- _What the exercise asks_
For the copy, please give all of the data again exactly and leave the pictures out.

[Figure record listings]
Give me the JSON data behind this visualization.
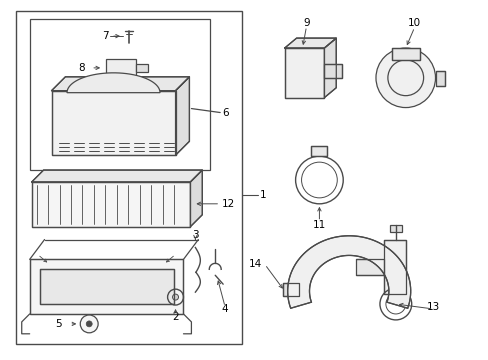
{
  "bg_color": "#ffffff",
  "line_color": "#4a4a4a",
  "label_color": "#000000",
  "figsize": [
    4.89,
    3.6
  ],
  "dpi": 100
}
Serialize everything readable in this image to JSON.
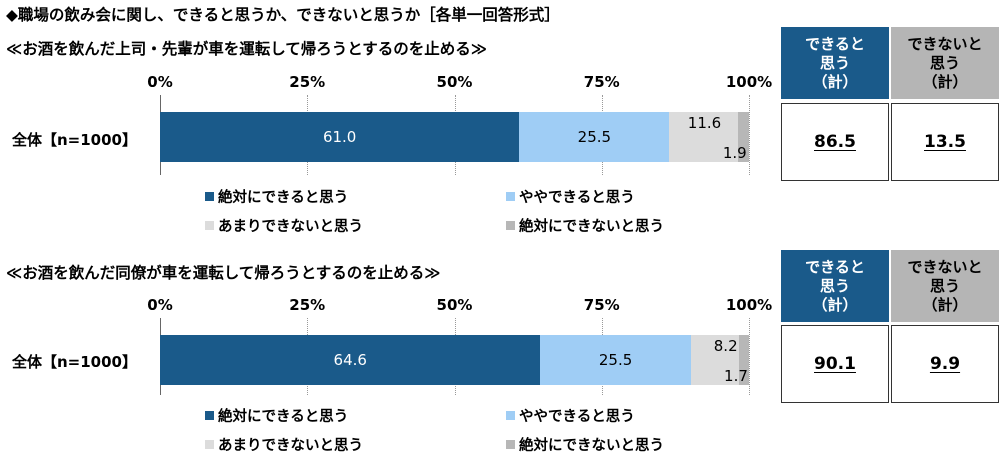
{
  "title": "◆職場の飲み会に関し、できると思うか、できないと思うか［各単一回答形式］",
  "colors": {
    "strongly_can": "#1a5a8a",
    "somewhat_can": "#9fcdf5",
    "somewhat_cannot": "#dcdcdc",
    "cannot_at_all": "#b7b7b7",
    "header_can": "#1a5a8a",
    "header_cannot": "#b5b5b5"
  },
  "legend": [
    "絶対にできると思う",
    "ややできると思う",
    "あまりできないと思う",
    "絶対にできないと思う"
  ],
  "summary_headers": {
    "can": "できると\n思う\n（計）",
    "cannot": "できないと\n思う\n（計）"
  },
  "chart_data": [
    {
      "type": "bar",
      "orientation": "horizontal",
      "stacked": true,
      "title": "≪お酒を飲んだ上司・先輩が車を運転して帰ろうとするのを止める≫",
      "categories": [
        "全体【n=1000】"
      ],
      "x_ticks": [
        "0%",
        "25%",
        "50%",
        "75%",
        "100%"
      ],
      "xlim": [
        0,
        100
      ],
      "series": [
        {
          "name": "絶対にできると思う",
          "values": [
            61.0
          ]
        },
        {
          "name": "ややできると思う",
          "values": [
            25.5
          ]
        },
        {
          "name": "あまりできないと思う",
          "values": [
            11.6
          ]
        },
        {
          "name": "絶対にできないと思う",
          "values": [
            1.9
          ]
        }
      ],
      "labels": [
        "61.0",
        "25.5",
        "11.6",
        "1.9"
      ],
      "summary": {
        "can": "86.5",
        "cannot": "13.5"
      },
      "legend_position": "bottom",
      "grid": true
    },
    {
      "type": "bar",
      "orientation": "horizontal",
      "stacked": true,
      "title": "≪お酒を飲んだ同僚が車を運転して帰ろうとするのを止める≫",
      "categories": [
        "全体【n=1000】"
      ],
      "x_ticks": [
        "0%",
        "25%",
        "50%",
        "75%",
        "100%"
      ],
      "xlim": [
        0,
        100
      ],
      "series": [
        {
          "name": "絶対にできると思う",
          "values": [
            64.6
          ]
        },
        {
          "name": "ややできると思う",
          "values": [
            25.5
          ]
        },
        {
          "name": "あまりできないと思う",
          "values": [
            8.2
          ]
        },
        {
          "name": "絶対にできないと思う",
          "values": [
            1.7
          ]
        }
      ],
      "labels": [
        "64.6",
        "25.5",
        "8.2",
        "1.7"
      ],
      "summary": {
        "can": "90.1",
        "cannot": "9.9"
      },
      "legend_position": "bottom",
      "grid": true
    }
  ]
}
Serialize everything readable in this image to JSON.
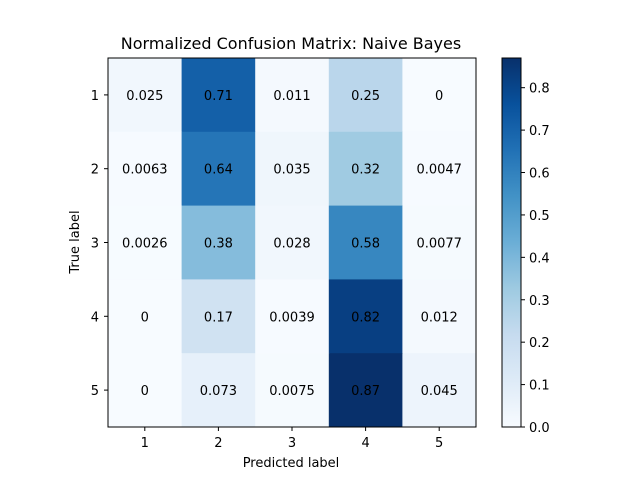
{
  "chart_data": {
    "type": "heatmap",
    "title": "Normalized Confusion Matrix: Naive Bayes",
    "xlabel": "Predicted label",
    "ylabel": "True label",
    "x_categories": [
      "1",
      "2",
      "3",
      "4",
      "5"
    ],
    "y_categories": [
      "1",
      "2",
      "3",
      "4",
      "5"
    ],
    "values": [
      [
        0.025,
        0.71,
        0.011,
        0.25,
        0
      ],
      [
        0.0063,
        0.64,
        0.035,
        0.32,
        0.0047
      ],
      [
        0.0026,
        0.38,
        0.028,
        0.58,
        0.0077
      ],
      [
        0,
        0.17,
        0.0039,
        0.82,
        0.012
      ],
      [
        0,
        0.073,
        0.0075,
        0.87,
        0.045
      ]
    ],
    "value_labels": [
      [
        "0.025",
        "0.71",
        "0.011",
        "0.25",
        "0"
      ],
      [
        "0.0063",
        "0.64",
        "0.035",
        "0.32",
        "0.0047"
      ],
      [
        "0.0026",
        "0.38",
        "0.028",
        "0.58",
        "0.0077"
      ],
      [
        "0",
        "0.17",
        "0.0039",
        "0.82",
        "0.012"
      ],
      [
        "0",
        "0.073",
        "0.0075",
        "0.87",
        "0.045"
      ]
    ],
    "colormap": "Blues",
    "colorbar": {
      "range": [
        0.0,
        0.87
      ],
      "ticks": [
        0.0,
        0.1,
        0.2,
        0.3,
        0.4,
        0.5,
        0.6,
        0.7,
        0.8
      ],
      "tick_labels": [
        "0.0",
        "0.1",
        "0.2",
        "0.3",
        "0.4",
        "0.5",
        "0.6",
        "0.7",
        "0.8"
      ]
    },
    "grid": false
  }
}
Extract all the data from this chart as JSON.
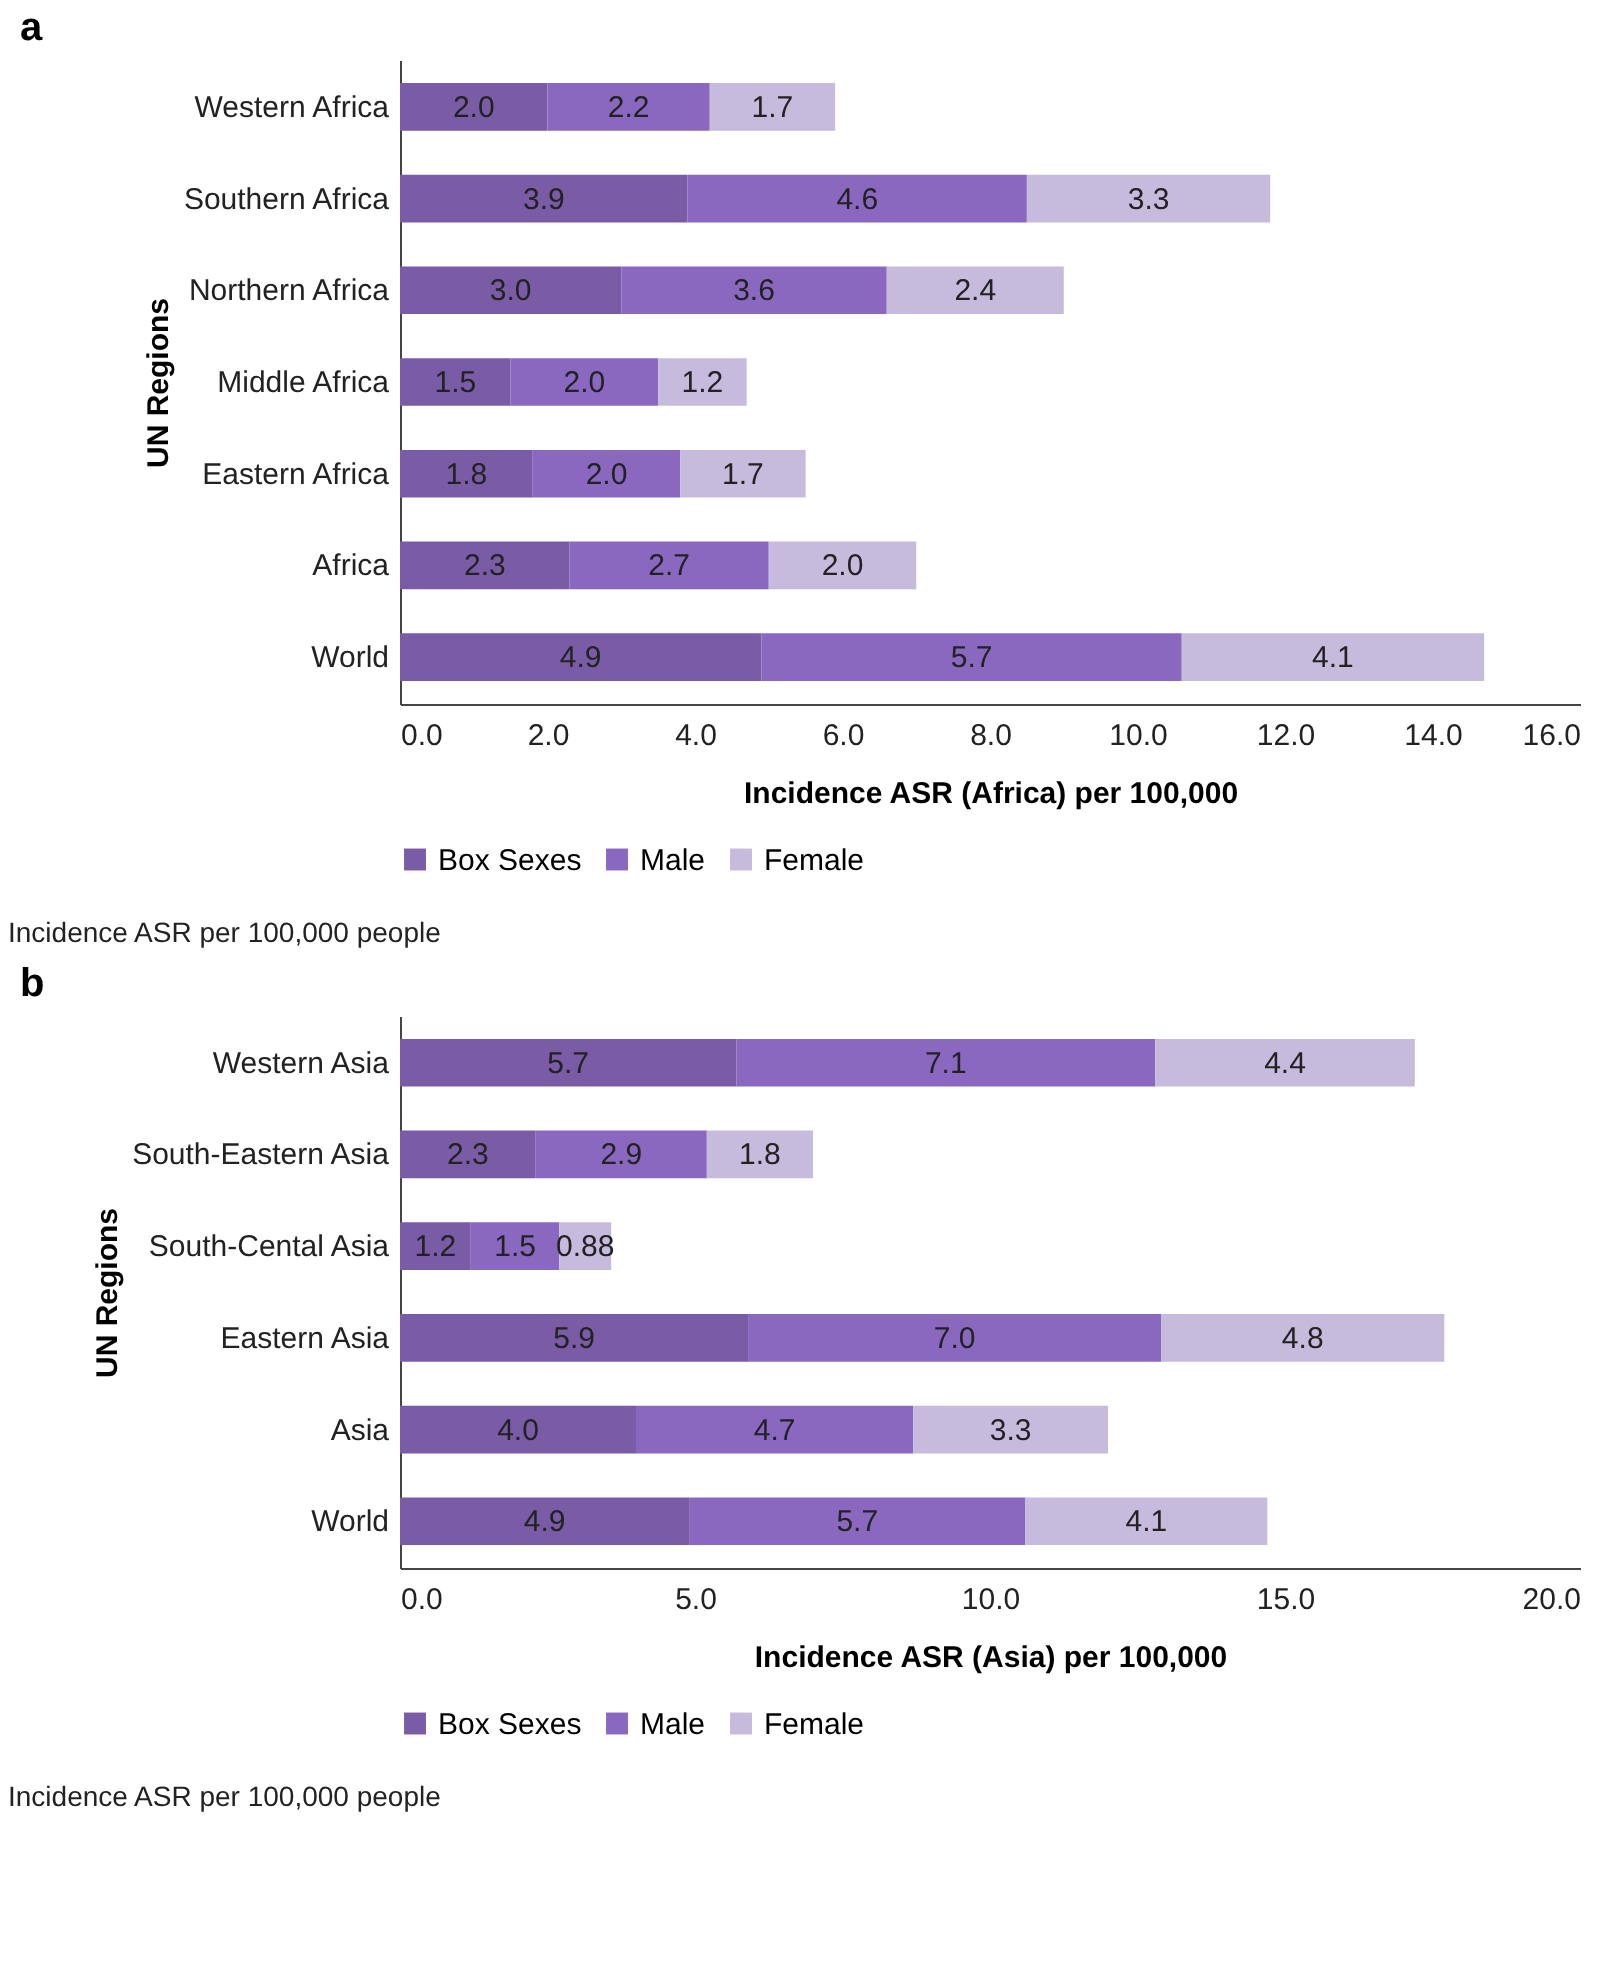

- _Answer to the task_
Give me the JSON data behind this visualization.
{
  "bg_color": "#ffffff",
  "line_color": "#4a4a4a",
  "label_color": "#000000",
  "figsize": [
    4.89,
    3.6
  ],
  "dpi": 100
}
Serialize everything readable in this image to JSON.
{
  "title": "◆職場の飲み会に関し、できると思うか、できないと思うか［各単一回答形式］",
  "colors": {
    "strongly_can": "#1a5a8a",
    "somewhat_can": "#9fcdf5",
    "somewhat_cannot": "#dcdcdc",
    "cannot_at_all": "#b7b7b7",
    "header_can": "#1a5a8a",
    "header_cannot": "#b5b5b5"
  },
  "legend": [
    "絶対にできると思う",
    "ややできると思う",
    "あまりできないと思う",
    "絶対にできないと思う"
  ],
  "summary_headers": {
    "can": "できると\n思う\n（計）",
    "cannot": "できないと\n思う\n（計）"
  },
  "chart_data": [
    {
      "type": "bar",
      "orientation": "horizontal",
      "stacked": true,
      "title": "≪お酒を飲んだ上司・先輩が車を運転して帰ろうとするのを止める≫",
      "categories": [
        "全体【n=1000】"
      ],
      "x_ticks": [
        "0%",
        "25%",
        "50%",
        "75%",
        "100%"
      ],
      "xlim": [
        0,
        100
      ],
      "series": [
        {
          "name": "絶対にできると思う",
          "values": [
            61.0
          ]
        },
        {
          "name": "ややできると思う",
          "values": [
            25.5
          ]
        },
        {
          "name": "あまりできないと思う",
          "values": [
            11.6
          ]
        },
        {
          "name": "絶対にできないと思う",
          "values": [
            1.9
          ]
        }
      ],
      "labels": [
        "61.0",
        "25.5",
        "11.6",
        "1.9"
      ],
      "summary": {
        "can": "86.5",
        "cannot": "13.5"
      },
      "legend_position": "bottom",
      "grid": true
    },
    {
      "type": "bar",
      "orientation": "horizontal",
      "stacked": true,
      "title": "≪お酒を飲んだ同僚が車を運転して帰ろうとするのを止める≫",
      "categories": [
        "全体【n=1000】"
      ],
      "x_ticks": [
        "0%",
        "25%",
        "50%",
        "75%",
        "100%"
      ],
      "xlim": [
        0,
        100
      ],
      "series": [
        {
          "name": "絶対にできると思う",
          "values": [
            64.6
          ]
        },
        {
          "name": "ややできると思う",
          "values": [
            25.5
          ]
        },
        {
          "name": "あまりできないと思う",
          "values": [
            8.2
          ]
        },
        {
          "name": "絶対にできないと思う",
          "values": [
            1.7
          ]
        }
      ],
      "labels": [
        "64.6",
        "25.5",
        "8.2",
        "1.7"
      ],
      "summary": {
        "can": "90.1",
        "cannot": "9.9"
      },
      "legend_position": "bottom",
      "grid": true
    }
  ]
}
Serialize everything readable in this image to JSON.
{
  "chart_data": {
    "type": "heatmap",
    "title": "Normalized Confusion Matrix: Naive Bayes",
    "xlabel": "Predicted label",
    "ylabel": "True label",
    "x_categories": [
      "1",
      "2",
      "3",
      "4",
      "5"
    ],
    "y_categories": [
      "1",
      "2",
      "3",
      "4",
      "5"
    ],
    "values": [
      [
        0.025,
        0.71,
        0.011,
        0.25,
        0
      ],
      [
        0.0063,
        0.64,
        0.035,
        0.32,
        0.0047
      ],
      [
        0.0026,
        0.38,
        0.028,
        0.58,
        0.0077
      ],
      [
        0,
        0.17,
        0.0039,
        0.82,
        0.012
      ],
      [
        0,
        0.073,
        0.0075,
        0.87,
        0.045
      ]
    ],
    "value_labels": [
      [
        "0.025",
        "0.71",
        "0.011",
        "0.25",
        "0"
      ],
      [
        "0.0063",
        "0.64",
        "0.035",
        "0.32",
        "0.0047"
      ],
      [
        "0.0026",
        "0.38",
        "0.028",
        "0.58",
        "0.0077"
      ],
      [
        "0",
        "0.17",
        "0.0039",
        "0.82",
        "0.012"
      ],
      [
        "0",
        "0.073",
        "0.0075",
        "0.87",
        "0.045"
      ]
    ],
    "colormap": "Blues",
    "colorbar": {
      "range": [
        0.0,
        0.87
      ],
      "ticks": [
        0.0,
        0.1,
        0.2,
        0.3,
        0.4,
        0.5,
        0.6,
        0.7,
        0.8
      ],
      "tick_labels": [
        "0.0",
        "0.1",
        "0.2",
        "0.3",
        "0.4",
        "0.5",
        "0.6",
        "0.7",
        "0.8"
      ]
    },
    "grid": false
  }
}
Extract all the data from this chart as JSON.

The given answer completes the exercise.